--- REQUIRED WORK ---
All lines below must be repeated exactly, with the pictures omitted.

==== GIVEN RECORDS ====

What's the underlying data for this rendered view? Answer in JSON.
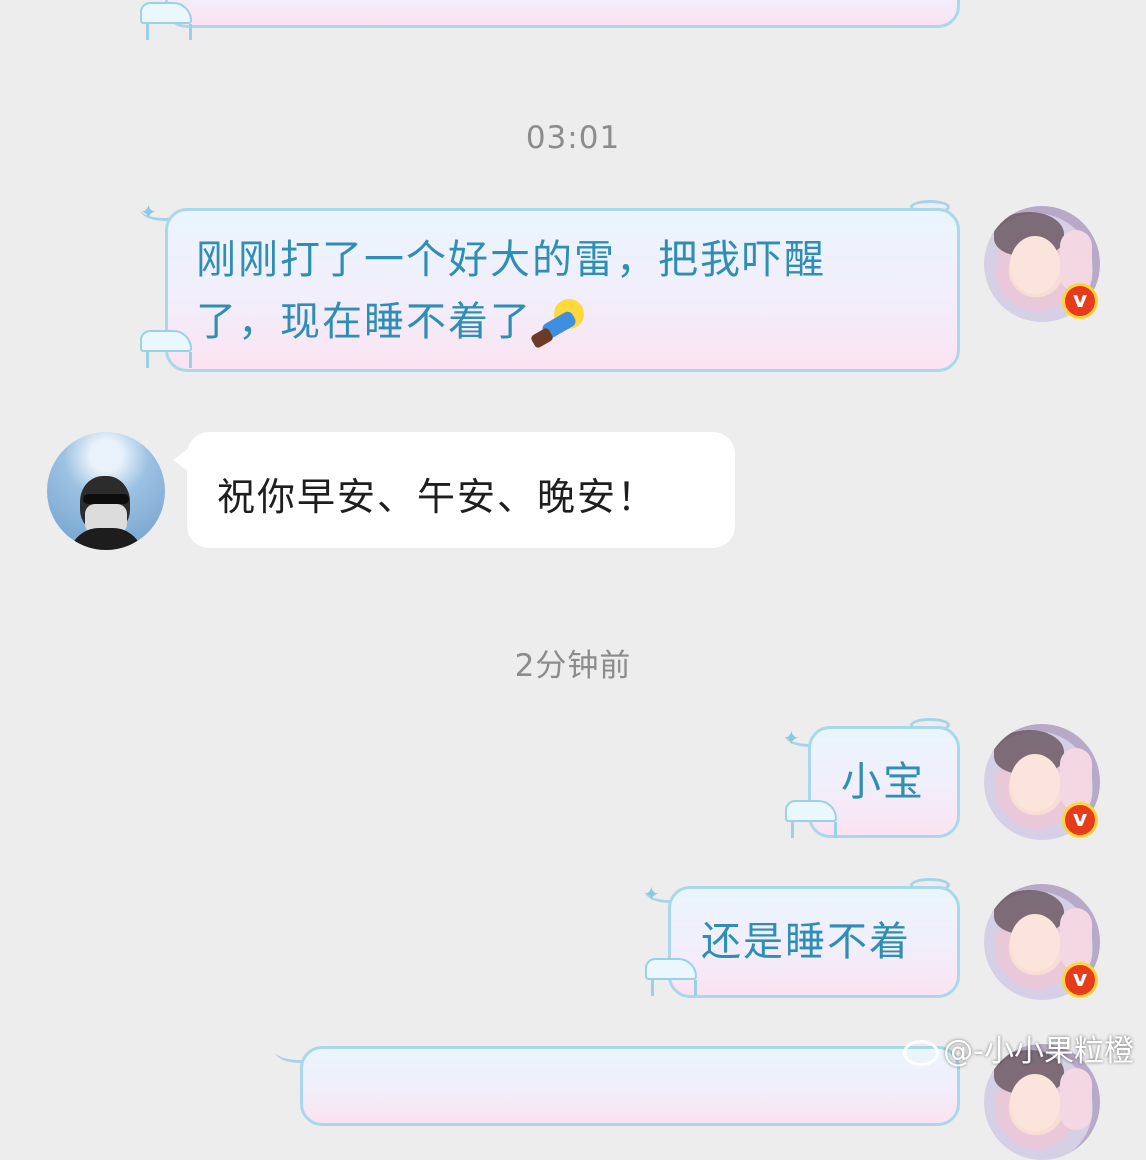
{
  "timestamps": [
    "03:01",
    "2分钟前"
  ],
  "messages": [
    {
      "side": "right",
      "line1": "刚刚打了一个好大的雷，把我吓醒",
      "line2": "了，现在睡不着了",
      "emoji_icon": "person-lying-down-emoji"
    },
    {
      "side": "left",
      "text": "祝你早安、午安、晚安！"
    },
    {
      "side": "right",
      "text": "小宝"
    },
    {
      "side": "right",
      "text": "还是睡不着"
    }
  ],
  "avatar_badge": "v",
  "watermark": "@-小小果粒橙",
  "colors": {
    "background": "#ededed",
    "bubble_text": "#2f8eb4",
    "bubble_border": "#a9d8ec",
    "badge": "#e83b1b"
  }
}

====

--- FULL ANSWER ---
What's the underlying data for this rendered view? Answer in JSON.
{
  "timestamps": [
    "03:01",
    "2分钟前"
  ],
  "messages": [
    {
      "side": "right",
      "line1": "刚刚打了一个好大的雷，把我吓醒",
      "line2": "了，现在睡不着了",
      "emoji_icon": "person-lying-down-emoji"
    },
    {
      "side": "left",
      "text": "祝你早安、午安、晚安！"
    },
    {
      "side": "right",
      "text": "小宝"
    },
    {
      "side": "right",
      "text": "还是睡不着"
    }
  ],
  "avatar_badge": "v",
  "watermark": "@-小小果粒橙",
  "colors": {
    "background": "#ededed",
    "bubble_text": "#2f8eb4",
    "bubble_border": "#a9d8ec",
    "badge": "#e83b1b"
  }
}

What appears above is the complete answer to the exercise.